**Your instructions**. Return all lines below containing the word "plus".

(Dataset items)

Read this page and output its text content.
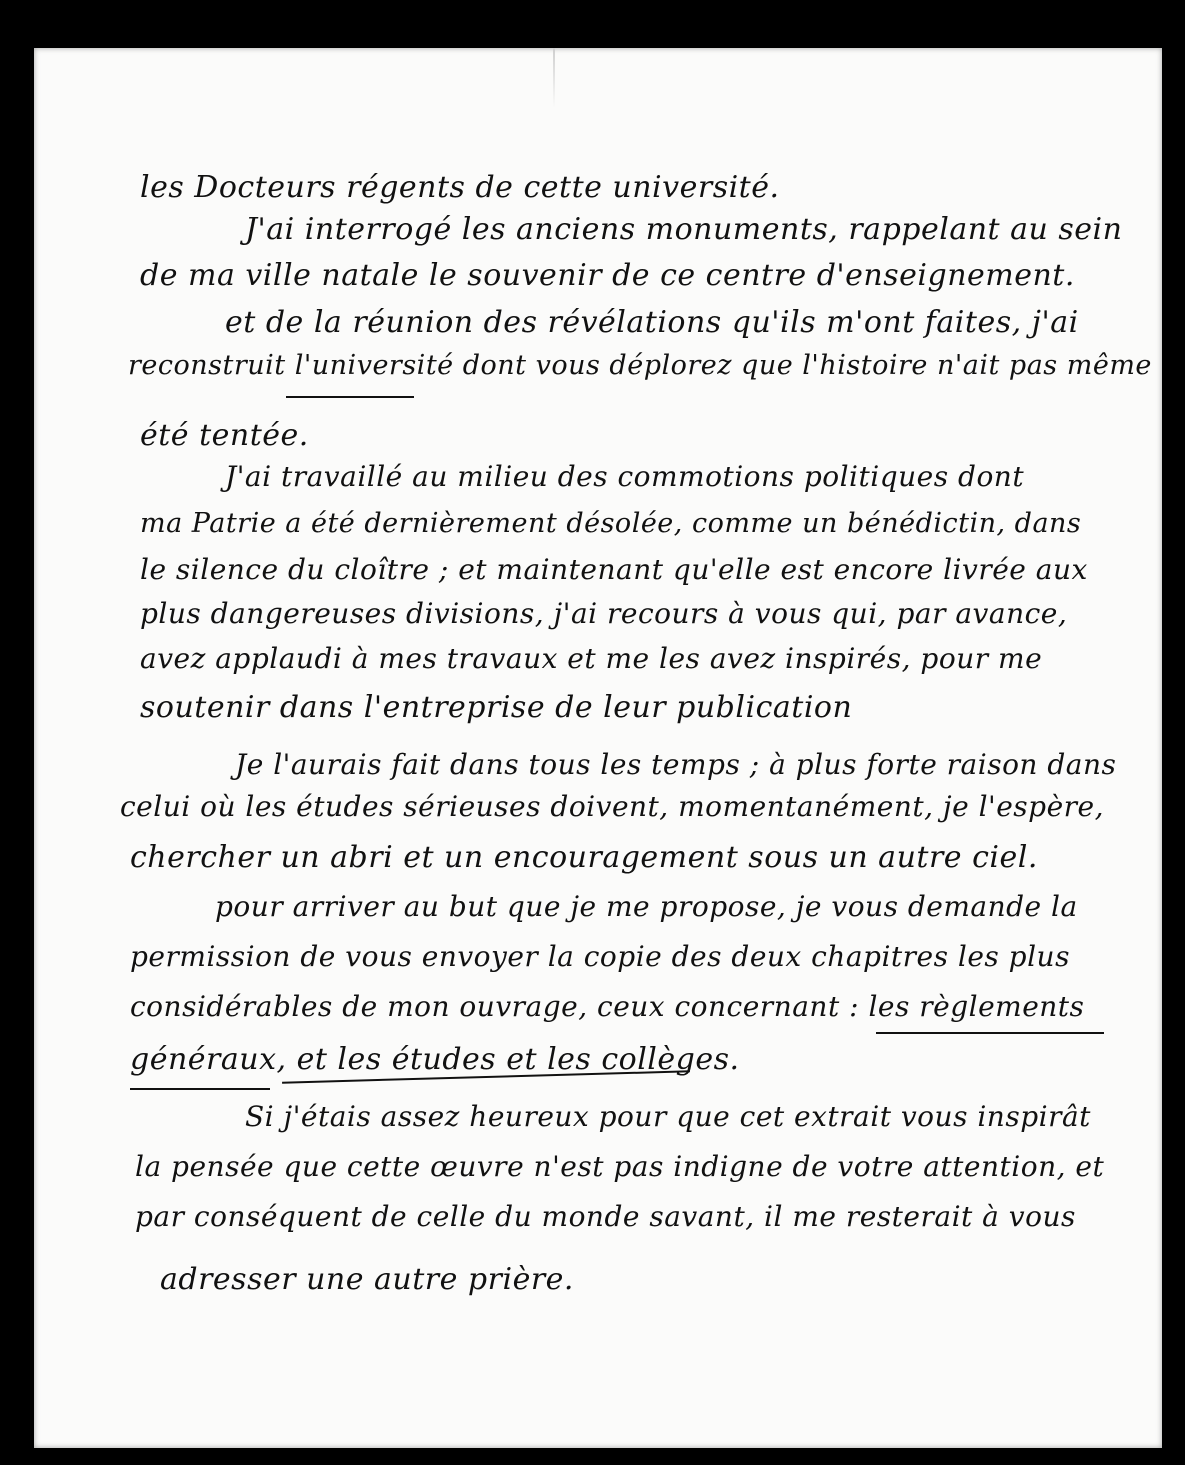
les Docteurs régents de cette université.
J'ai interrogé les anciens monuments, rappelant au sein
de ma ville natale le souvenir de ce centre d'enseignement.
et de la réunion des révélations qu'ils m'ont faites, j'ai
reconstruit l'université dont vous déplorez que l'histoire n'ait pas même
été tentée.
J'ai travaillé au milieu des commotions politiques dont
ma Patrie a été dernièrement désolée, comme un bénédictin, dans
le silence du cloître ; et maintenant qu'elle est encore livrée aux
plus dangereuses divisions, j'ai recours à vous qui, par avance,
avez applaudi à mes travaux et me les avez inspirés, pour me
soutenir dans l'entreprise de leur publication
Je l'aurais fait dans tous les temps ; à plus forte raison dans
celui où les études sérieuses doivent, momentanément, je l'espère,
chercher un abri et un encouragement sous un autre ciel.
pour arriver au but que je me propose, je vous demande la
permission de vous envoyer la copie des deux chapitres les plus
considérables de mon ouvrage, ceux concernant : les règlements
généraux, et les études et les collèges.
Si j'étais assez heureux pour que cet extrait vous inspirât
la pensée que cette œuvre n'est pas indigne de votre attention, et
par conséquent de celle du monde savant, il me resterait à vous
adresser une autre prière.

**Exercise result**.
plus dangereuses divisions, j'ai recours à vous qui, par avance,
Je l'aurais fait dans tous les temps ; à plus forte raison dans
permission de vous envoyer la copie des deux chapitres les plus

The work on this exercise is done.